* Directive: Pick up the forum thread about the fatal Uber self-driving car crash from its last post and continue it.

+++ Provided passage +++

There was a big kerfuffle when CA kept going after Uber for testing their autonomous cars on the streets without any oversight, and after the CA DMV revoked the registrations of Uber's cars when they kept neglecting to comply with the regulations, the AZ governor welcomed Uber with open arms, telling them they could test there all they wanted.

Now someone's dead. If the person had been in a crosswalk, do we think the outcome would have been any different?

IMOA
March 22nd, 2018, 02:24 PM
Video looked very bad to me. I think human eye would have seen the pedestrian much earlier and I can’t understand why the lidar didn’t.

Crazed_Insanity
March 22nd, 2018, 03:04 PM
That's the thing... both LiDAR and driver were not paying attention for one reason or another.

The pedestrian also wasn't paying attention.

Multiple failures resulted in this tragedy.

Wonder what will Uber/Volvo tell us about what the car saw with its LiDAR.

If they conceded that their LiDAR saw nothing or they're not sure why their LiDAR saw nothing, then it's time to shut them down or at least stop them from testing on public roads.

Unless they know what went wrong and have a solution for the fix, it'd be crazy to allow them to continue.

Anyway, maybe Skynet is slowly becoming self aware. Just recently, another guy was killed in the movie theater by the automatic lounge chair. http://www.newsweek.com/man-dies-freak-theater-chair-accident-853827

Machines are beginning to see what they can get away with...

Tom Servo
March 23rd, 2018, 07:36 AM
To the point of the Uber video looking *much* darker than it really is, here's video from the same section of road, the point of the incident is at about 33 seconds in.


https://www.youtube.com/watch?v=CRW0q8i3u6E

Crazed_Insanity
March 23rd, 2018, 08:42 AM
Digital photos/videos often do not truly reflect reality..., to me some of them can appear amazingly bright and clear at night while others can appear super dark and fuzzy lacking sufficient contrast... Safe to say that we can't really rely on them to give us true representation of reality.

We know the driver just wasn't paying attention. So how bright or dark it was doesn't matter there.

We also know the LiDAR didn't see her..., so assuming it was bright enough for the camera as it is shown above, computer still failed to see it with regular camera.

The system is suppose to help us avoid situations just like this one, but it failed for some reason. It'll be nice if they provide us with more info with regard to exactly what the computer saw... or why it failed to see the pedestrian.

Tom Servo
March 23rd, 2018, 09:53 AM
They may still be trying to figure that out, as it's entirely possible that the LIDAR system saw nothing, so there's nothing to show. I just want to kill off that whole idea that "she came out of nowhere" and that there was no way a human driver doing what they were supposed to be doing could be expected to have done any better. This was a failure mostly on Uber's/Volvo's part, including a failure it seems to do an adequate job of choosing and policing the drivers that are supposed to be the backup system in case this exact situation happened.

Crazed_Insanity
March 23rd, 2018, 10:19 AM
I think it's clear that their hiring process is questionable when reporters dug up info that the uber driver had a checkered past...

+++ Raw data +++

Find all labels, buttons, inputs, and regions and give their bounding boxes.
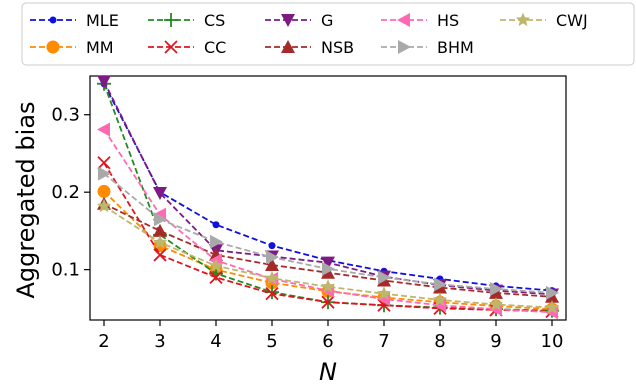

+++

* Reply:
It's also obvious uber/volve/driver are mostly to blame even when the pedestrian j-walked, possibly in the dark...

Still, I'm not sure which video reflected the actual situation better. Original uber video looks way too dark and your youtube video looks way too bright... almost like we can clearly see even without turning on head lights!

Anyway, like I said, regardless of which video is more realistic, uber/volve shares most of the blame. I do hope they figure out and learn something out of this incident rather than just get shut down...

Tom Servo
March 23rd, 2018, 10:27 AM
I'm willing to bet you can clearly see without headlights. It's a well-lit urban street. People drive around here without their headlights on all the time.

Like I said, I'm pretty familiar with that area, I have family in the Tempe/Scottsdale area. It's very well lit.

Crazed_Insanity
March 23rd, 2018, 10:40 AM
Ok. I'll take your word!

dodint
March 23rd, 2018, 03:32 PM
Having finally watched the video I'll say that walking directly into oncoming traffic with your back to the traffic (she was walking on the traffic side of the bicycle she was pushing, causing her back to face the headlights of the Volvo) at night is not a choice I would have made.

I jaywalk every weekday, in traffic around these exact vehicles. You can't assume anyone is going to stop for you under any circumstance. I wouldn't walk that blindly through a crosswalk let alone on a dedicated two+ lane roadway. My presumption is that if that was a human driver and if they weren't drunk or distracted and if they reacted as a reasonable driver would, she would've been struck but likely survived as the panic stop would've lessened the impact.

You only get one life and it's yours to safeguard, leaving it up to someone else to look out for it is foolhardy.

balki
March 23rd, 2018, 05:54 PM
Keep in mind too that the video looks darker than it really was.
The accident video and yours are like night and day. The pedestrian seemingly popped out of nowhere while your video is like you said; could drive without headlights.

Tom Servo
March 24th, 2018, 03:31 PM
Waymo's cars average 5,600 miles traveled before a human safety driver has to "intervene". Uber's were struggling to get to 13 miles. CA requires that data like that be reported to regulators, AZ does not. Uber also recently started having their safety drivers go solo rather than in pairs.

https://www.nytimes.com/2018/03/23/technology/uber-self-driving-cars-arizona.html

This is exactly what everyone warned about.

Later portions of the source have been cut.